### SUPPLIED MATERIAL
>> begin

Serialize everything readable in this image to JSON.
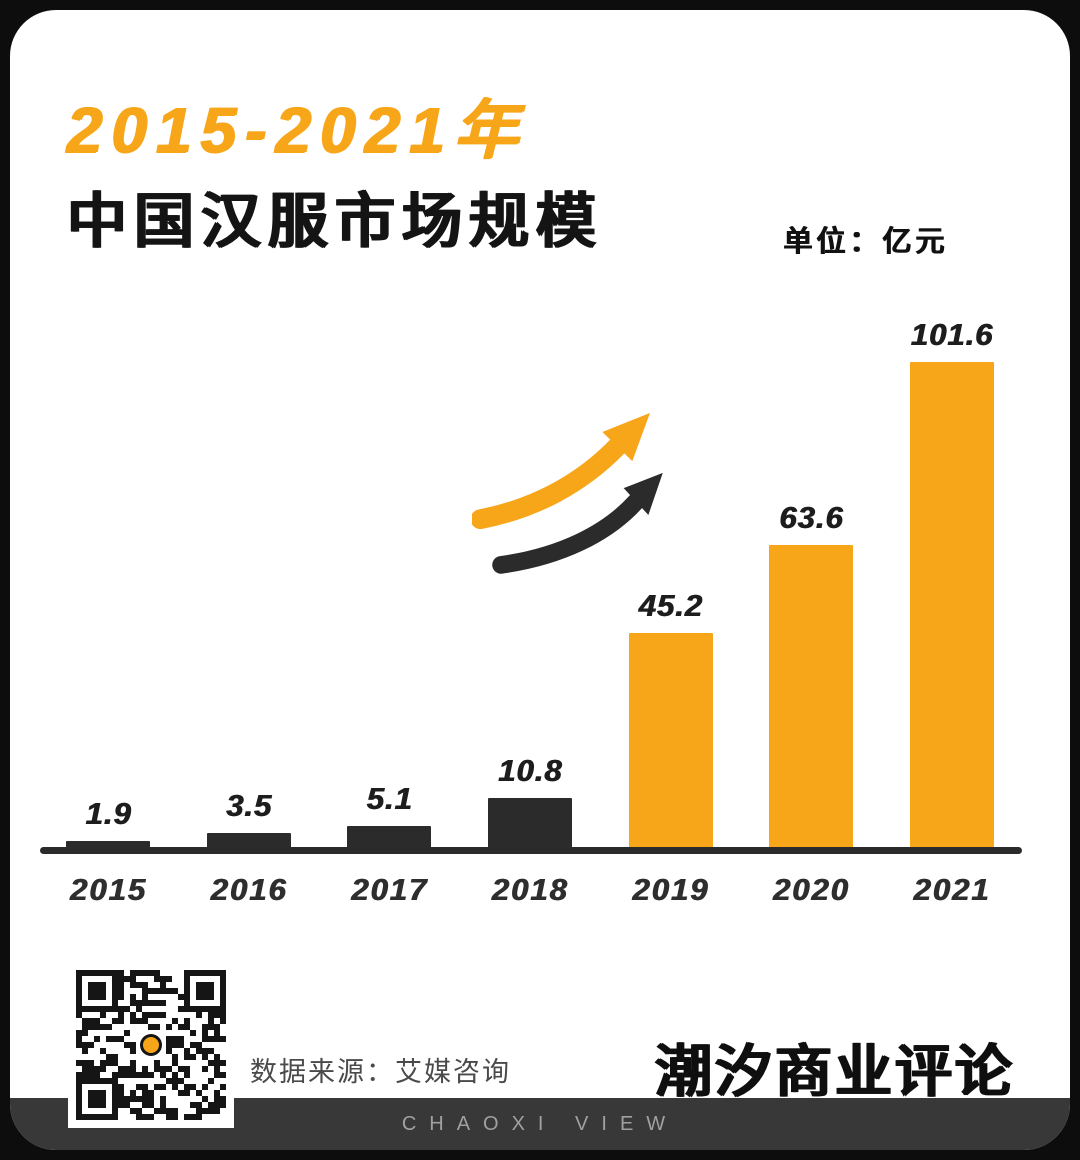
{
  "header": {
    "title_line1": "2015-2021年",
    "title_line2": "中国汉服市场规模",
    "unit_label": "单位：亿元"
  },
  "chart_data": {
    "type": "bar",
    "title": "2015-2021年中国汉服市场规模",
    "unit": "亿元",
    "categories": [
      "2015",
      "2016",
      "2017",
      "2018",
      "2019",
      "2020",
      "2021"
    ],
    "values": [
      1.9,
      3.5,
      5.1,
      10.8,
      45.2,
      63.6,
      101.6
    ],
    "bar_colors": [
      "#2b2b2b",
      "#2b2b2b",
      "#2b2b2b",
      "#2b2b2b",
      "#F8A619",
      "#F8A619",
      "#F8A619"
    ],
    "ylim": [
      0,
      110
    ],
    "data_labels": true,
    "legend": false,
    "grid": false,
    "annotation": "growth-arrow"
  },
  "footer": {
    "source_label": "数据来源：艾媒咨询",
    "brand": "潮汐商业评论",
    "tagline": "CHAOXI VIEW"
  },
  "colors": {
    "accent": "#F8A619",
    "dark_bar": "#2b2b2b",
    "footer_bar": "#383838",
    "card_background": "#ffffff",
    "page_background": "#0d0d0d"
  }
}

>> end

### GIVEN INSTRUCTION
Exclude the pictures and repeat every other part of the records word for word.

### EXERCISE RESPONSE
Serialize everything readable in this image to JSON.
{
  "header": {
    "title_line1": "2015-2021年",
    "title_line2": "中国汉服市场规模",
    "unit_label": "单位：亿元"
  },
  "chart_data": {
    "type": "bar",
    "title": "2015-2021年中国汉服市场规模",
    "unit": "亿元",
    "categories": [
      "2015",
      "2016",
      "2017",
      "2018",
      "2019",
      "2020",
      "2021"
    ],
    "values": [
      1.9,
      3.5,
      5.1,
      10.8,
      45.2,
      63.6,
      101.6
    ],
    "bar_colors": [
      "#2b2b2b",
      "#2b2b2b",
      "#2b2b2b",
      "#2b2b2b",
      "#F8A619",
      "#F8A619",
      "#F8A619"
    ],
    "ylim": [
      0,
      110
    ],
    "data_labels": true,
    "legend": false,
    "grid": false,
    "annotation": "growth-arrow"
  },
  "footer": {
    "source_label": "数据来源：艾媒咨询",
    "brand": "潮汐商业评论",
    "tagline": "CHAOXI VIEW"
  },
  "colors": {
    "accent": "#F8A619",
    "dark_bar": "#2b2b2b",
    "footer_bar": "#383838",
    "card_background": "#ffffff",
    "page_background": "#0d0d0d"
  }
}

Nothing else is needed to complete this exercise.